Lines of data
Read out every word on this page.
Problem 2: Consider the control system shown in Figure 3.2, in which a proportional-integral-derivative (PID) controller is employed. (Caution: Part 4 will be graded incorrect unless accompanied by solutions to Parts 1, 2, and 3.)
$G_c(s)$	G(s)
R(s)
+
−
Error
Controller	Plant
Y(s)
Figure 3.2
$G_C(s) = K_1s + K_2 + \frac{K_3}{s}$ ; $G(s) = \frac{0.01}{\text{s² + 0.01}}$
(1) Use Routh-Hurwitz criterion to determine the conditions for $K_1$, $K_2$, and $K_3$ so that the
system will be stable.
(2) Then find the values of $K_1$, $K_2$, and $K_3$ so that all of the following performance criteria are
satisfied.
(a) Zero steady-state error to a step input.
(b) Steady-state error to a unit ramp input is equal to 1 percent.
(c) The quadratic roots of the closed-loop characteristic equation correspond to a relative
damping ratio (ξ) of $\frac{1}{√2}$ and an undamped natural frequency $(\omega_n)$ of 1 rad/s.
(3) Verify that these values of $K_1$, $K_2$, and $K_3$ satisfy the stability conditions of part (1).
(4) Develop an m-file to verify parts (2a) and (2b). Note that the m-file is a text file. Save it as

--

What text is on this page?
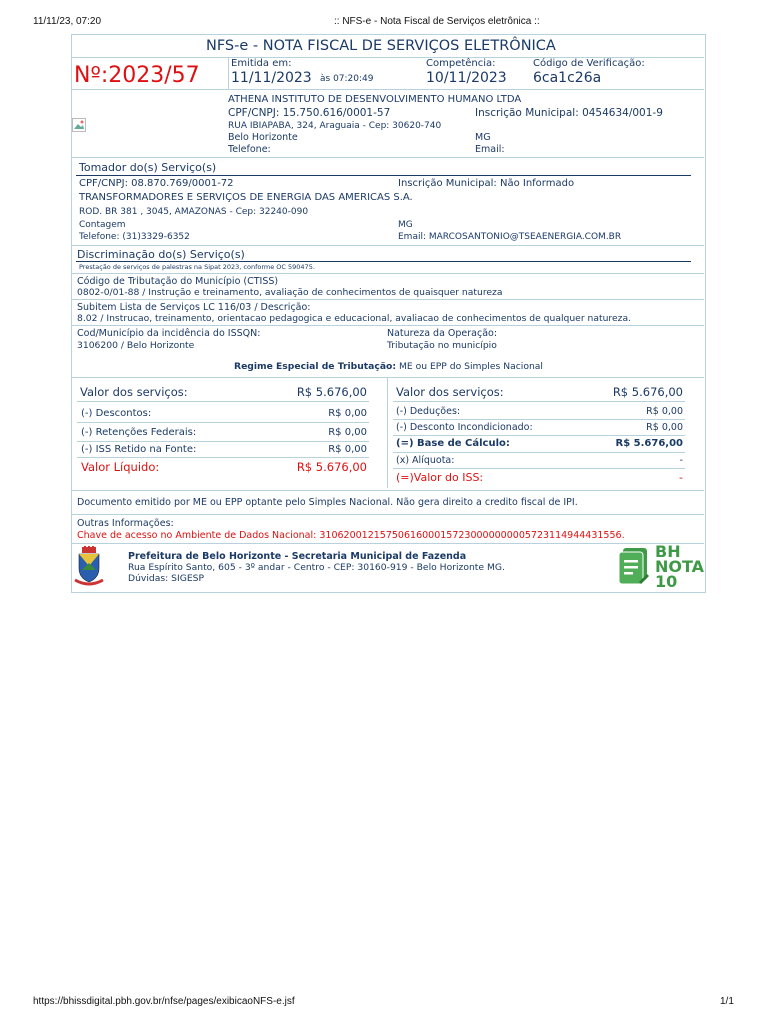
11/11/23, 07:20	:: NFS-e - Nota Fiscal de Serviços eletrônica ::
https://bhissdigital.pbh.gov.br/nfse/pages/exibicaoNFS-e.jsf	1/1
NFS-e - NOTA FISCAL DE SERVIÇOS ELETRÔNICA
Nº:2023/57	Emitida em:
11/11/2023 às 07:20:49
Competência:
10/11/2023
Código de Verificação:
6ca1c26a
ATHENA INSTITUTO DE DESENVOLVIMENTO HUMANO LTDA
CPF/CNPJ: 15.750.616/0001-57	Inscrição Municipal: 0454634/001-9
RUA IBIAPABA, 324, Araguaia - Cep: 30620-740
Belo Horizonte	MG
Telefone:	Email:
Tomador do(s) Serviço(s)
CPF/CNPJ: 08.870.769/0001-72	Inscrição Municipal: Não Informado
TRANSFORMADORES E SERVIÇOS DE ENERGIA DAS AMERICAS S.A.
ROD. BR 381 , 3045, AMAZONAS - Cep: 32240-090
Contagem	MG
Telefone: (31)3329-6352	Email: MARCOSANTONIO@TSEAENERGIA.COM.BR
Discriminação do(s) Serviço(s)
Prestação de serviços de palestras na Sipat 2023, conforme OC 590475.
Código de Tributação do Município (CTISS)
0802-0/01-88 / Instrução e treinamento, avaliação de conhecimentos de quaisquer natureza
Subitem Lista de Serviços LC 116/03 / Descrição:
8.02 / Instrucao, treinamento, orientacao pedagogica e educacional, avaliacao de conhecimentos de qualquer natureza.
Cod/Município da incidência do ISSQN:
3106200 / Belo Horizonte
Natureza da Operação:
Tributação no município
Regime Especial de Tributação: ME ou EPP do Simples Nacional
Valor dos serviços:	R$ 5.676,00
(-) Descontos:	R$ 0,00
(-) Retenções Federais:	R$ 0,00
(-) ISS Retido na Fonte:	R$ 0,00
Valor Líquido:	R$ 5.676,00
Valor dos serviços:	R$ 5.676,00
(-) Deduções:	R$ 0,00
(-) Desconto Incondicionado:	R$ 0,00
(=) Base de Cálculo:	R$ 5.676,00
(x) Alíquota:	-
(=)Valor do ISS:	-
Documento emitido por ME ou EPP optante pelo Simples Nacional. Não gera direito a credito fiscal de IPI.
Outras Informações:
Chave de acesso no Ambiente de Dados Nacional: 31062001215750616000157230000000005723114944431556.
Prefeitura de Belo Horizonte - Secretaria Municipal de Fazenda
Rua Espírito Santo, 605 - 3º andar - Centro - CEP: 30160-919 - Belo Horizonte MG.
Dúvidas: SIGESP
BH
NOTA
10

--- Instructions to follow ---
Which lines hold the string "Inscrição"? List them all.

--- Solution to the problem ---
CPF/CNPJ: 15.750.616/0001-57	Inscrição Municipal: 0454634/001-9
CPF/CNPJ: 08.870.769/0001-72	Inscrição Municipal: Não Informado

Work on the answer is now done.